## Texte à lire:
———

L’usage de ce second outil est l’occasion de faire des parties en famille mémorables. On s’encourage les uns les autres, on se donne des conseils sur la tactique à adopter, le bon mouvement pour le gaucher, le revers pour le droitier à améliorer, etc... En somme, c’est une activité inter-générationnelle très intéressante : écologique, sportive, stratégique, collective, quelqu’un étant chargé de seconder l'expert en tapette en passant la balayette à intervalles réguliers pour collecter les cadavres jonchant le sol, le chat étant quelque peu débordé par la récolte soudaine. D'ailleurs, personne ne souhaite une indigestion de mouches par le minet... Ramasser du vomis d'insectes, non merci !

———

## À vous de jouer:
[1] D'après le texte, qui se retrouve un peu débordé par la récolte soudaine ?
[2] Dans le texte, recopiez le passage qui commence par les mots contenant "L’usage de ce" et finit par "non merci !", en remplaçant "le chat" par "le chien".

## Documents fournis:
———

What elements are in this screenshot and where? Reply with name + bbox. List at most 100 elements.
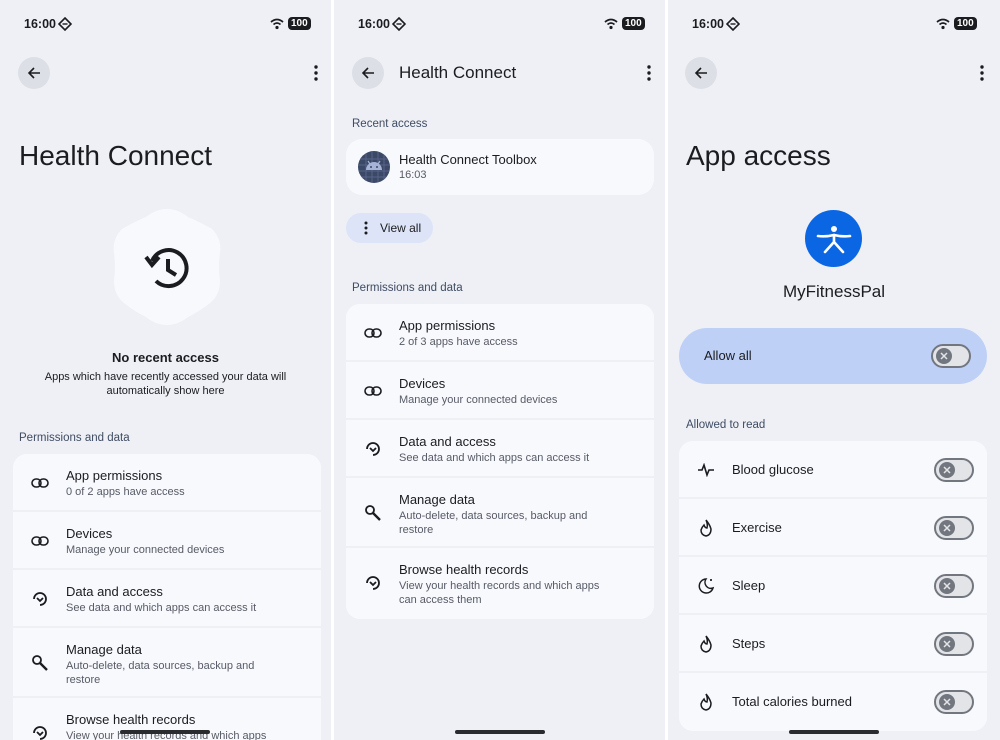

———

## Corrigé de l'exercice:
[1] Le chat.

[2]
L’usage de ce second outil est l’occasion de faire des parties en famille mémorables. On s’encourage les uns les autres, on se donne des conseils sur la tactique à adopter, le bon mouvement pour le gaucher, le revers pour le droitier à améliorer, etc... En somme, c’est une activité inter-générationnelle très intéressante : écologique, sportive, stratégique, collective, quelqu’un étant chargé de seconder l'expert en tapette en passant la balayette à intervalles réguliers pour collecter les cadavres jonchant le sol, le chien étant quelque peu débordé par la récolte soudaine. D'ailleurs, personne ne souhaite une indigestion de mouches par le minet... Ramasser du vomis d'insectes, non merci !